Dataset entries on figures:
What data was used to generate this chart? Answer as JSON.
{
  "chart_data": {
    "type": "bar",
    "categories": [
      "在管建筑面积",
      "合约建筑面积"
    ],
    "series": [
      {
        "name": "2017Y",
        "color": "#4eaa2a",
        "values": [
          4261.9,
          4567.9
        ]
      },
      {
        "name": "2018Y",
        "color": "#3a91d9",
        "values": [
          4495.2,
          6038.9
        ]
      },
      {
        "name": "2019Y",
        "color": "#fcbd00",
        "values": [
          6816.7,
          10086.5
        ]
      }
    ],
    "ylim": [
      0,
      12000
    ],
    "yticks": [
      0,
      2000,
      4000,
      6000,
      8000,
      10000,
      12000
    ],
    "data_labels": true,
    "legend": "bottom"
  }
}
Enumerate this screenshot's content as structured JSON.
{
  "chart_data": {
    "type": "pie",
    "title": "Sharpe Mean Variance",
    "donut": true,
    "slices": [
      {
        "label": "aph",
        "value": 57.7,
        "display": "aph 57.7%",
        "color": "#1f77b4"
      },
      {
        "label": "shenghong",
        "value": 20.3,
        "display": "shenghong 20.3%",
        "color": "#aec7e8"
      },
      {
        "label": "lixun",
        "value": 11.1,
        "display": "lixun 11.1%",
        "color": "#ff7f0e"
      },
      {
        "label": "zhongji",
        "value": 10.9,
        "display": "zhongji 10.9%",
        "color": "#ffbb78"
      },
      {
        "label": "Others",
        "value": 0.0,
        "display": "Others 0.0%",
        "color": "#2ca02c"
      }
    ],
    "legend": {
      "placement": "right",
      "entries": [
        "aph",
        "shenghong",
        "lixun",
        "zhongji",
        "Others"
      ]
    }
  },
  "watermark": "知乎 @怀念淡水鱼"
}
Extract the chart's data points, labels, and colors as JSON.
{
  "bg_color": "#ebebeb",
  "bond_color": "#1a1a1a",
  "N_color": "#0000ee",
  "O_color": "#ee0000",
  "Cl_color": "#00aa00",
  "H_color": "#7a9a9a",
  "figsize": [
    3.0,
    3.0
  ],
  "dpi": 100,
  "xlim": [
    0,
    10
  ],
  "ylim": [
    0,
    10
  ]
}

> [Exercise details]:
Copy out the data shown above without altering anything.

> [Answer to the exercise]:
What data was used to generate this chart? Answer as JSON.
{
  "chart_data": {
    "type": "bar",
    "categories": [
      "在管建筑面积",
      "合约建筑面积"
    ],
    "series": [
      {
        "name": "2017Y",
        "color": "#4eaa2a",
        "values": [
          4261.9,
          4567.9
        ]
      },
      {
        "name": "2018Y",
        "color": "#3a91d9",
        "values": [
          4495.2,
          6038.9
        ]
      },
      {
        "name": "2019Y",
        "color": "#fcbd00",
        "values": [
          6816.7,
          10086.5
        ]
      }
    ],
    "ylim": [
      0,
      12000
    ],
    "yticks": [
      0,
      2000,
      4000,
      6000,
      8000,
      10000,
      12000
    ],
    "data_labels": true,
    "legend": "bottom"
  }
}
Enumerate this screenshot's content as structured JSON.
{
  "chart_data": {
    "type": "pie",
    "title": "Sharpe Mean Variance",
    "donut": true,
    "slices": [
      {
        "label": "aph",
        "value": 57.7,
        "display": "aph 57.7%",
        "color": "#1f77b4"
      },
      {
        "label": "shenghong",
        "value": 20.3,
        "display": "shenghong 20.3%",
        "color": "#aec7e8"
      },
      {
        "label": "lixun",
        "value": 11.1,
        "display": "lixun 11.1%",
        "color": "#ff7f0e"
      },
      {
        "label": "zhongji",
        "value": 10.9,
        "display": "zhongji 10.9%",
        "color": "#ffbb78"
      },
      {
        "label": "Others",
        "value": 0.0,
        "display": "Others 0.0%",
        "color": "#2ca02c"
      }
    ],
    "legend": {
      "placement": "right",
      "entries": [
        "aph",
        "shenghong",
        "lixun",
        "zhongji",
        "Others"
      ]
    }
  },
  "watermark": "知乎 @怀念淡水鱼"
}
Extract the chart's data points, labels, and colors as JSON.
{
  "bg_color": "#ebebeb",
  "bond_color": "#1a1a1a",
  "N_color": "#0000ee",
  "O_color": "#ee0000",
  "Cl_color": "#00aa00",
  "H_color": "#7a9a9a",
  "figsize": [
    3.0,
    3.0
  ],
  "dpi": 100,
  "xlim": [
    0,
    10
  ],
  "ylim": [
    0,
    10
  ]
}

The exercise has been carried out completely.